** Begin Data provided **
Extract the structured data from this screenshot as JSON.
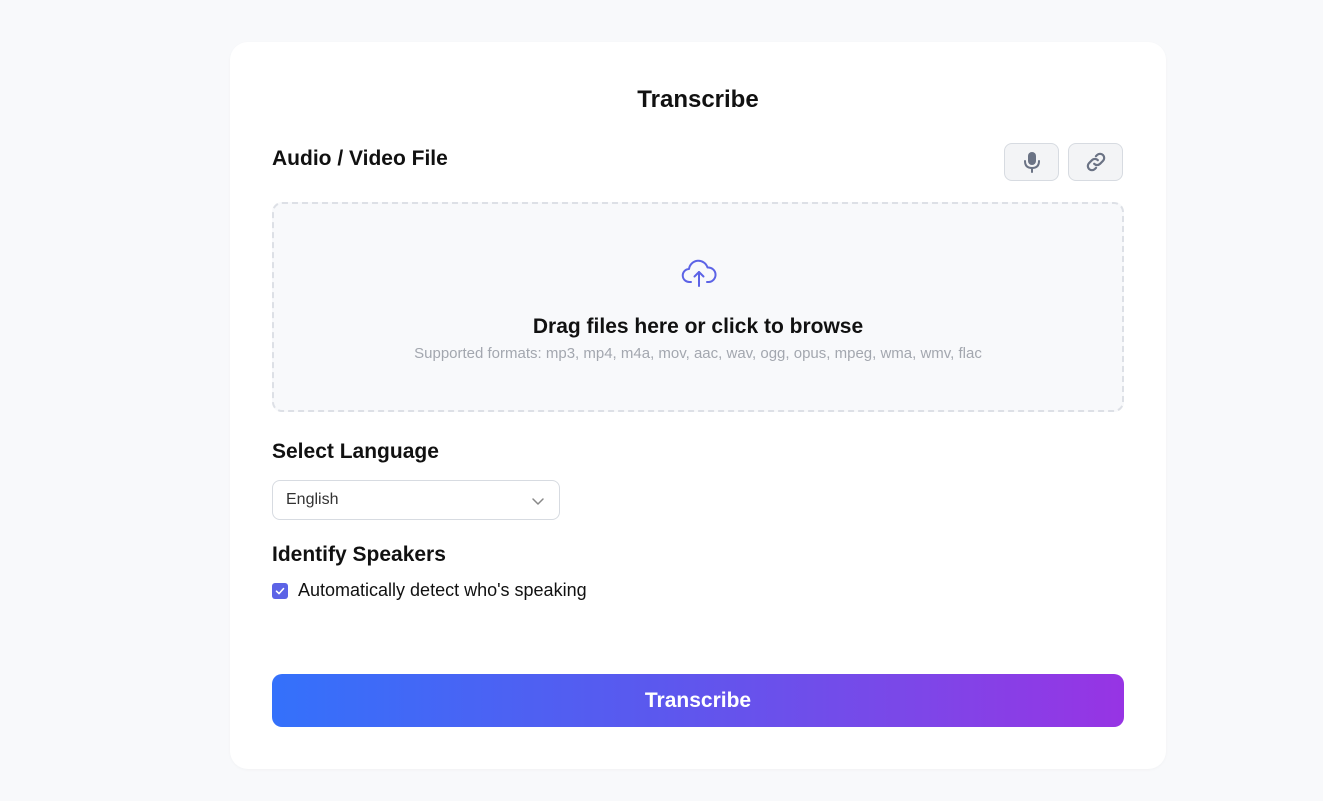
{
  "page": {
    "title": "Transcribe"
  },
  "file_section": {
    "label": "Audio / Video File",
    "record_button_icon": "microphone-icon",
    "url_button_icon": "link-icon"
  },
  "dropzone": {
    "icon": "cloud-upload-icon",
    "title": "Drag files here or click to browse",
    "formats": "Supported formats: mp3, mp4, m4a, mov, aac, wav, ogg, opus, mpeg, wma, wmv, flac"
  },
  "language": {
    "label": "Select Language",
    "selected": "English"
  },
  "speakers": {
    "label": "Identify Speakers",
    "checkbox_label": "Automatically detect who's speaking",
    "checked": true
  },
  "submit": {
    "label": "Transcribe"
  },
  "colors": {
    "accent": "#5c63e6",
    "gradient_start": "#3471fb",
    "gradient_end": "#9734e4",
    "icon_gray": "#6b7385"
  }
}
** End Data provided **
**Task goal:** Go back to the records above and write them out exactly, without the pictures.

**Solution for this problem:**
Extract the structured data from this screenshot as JSON.
{
  "page": {
    "title": "Transcribe"
  },
  "file_section": {
    "label": "Audio / Video File",
    "record_button_icon": "microphone-icon",
    "url_button_icon": "link-icon"
  },
  "dropzone": {
    "icon": "cloud-upload-icon",
    "title": "Drag files here or click to browse",
    "formats": "Supported formats: mp3, mp4, m4a, mov, aac, wav, ogg, opus, mpeg, wma, wmv, flac"
  },
  "language": {
    "label": "Select Language",
    "selected": "English"
  },
  "speakers": {
    "label": "Identify Speakers",
    "checkbox_label": "Automatically detect who's speaking",
    "checked": true
  },
  "submit": {
    "label": "Transcribe"
  },
  "colors": {
    "accent": "#5c63e6",
    "gradient_start": "#3471fb",
    "gradient_end": "#9734e4",
    "icon_gray": "#6b7385"
  }
}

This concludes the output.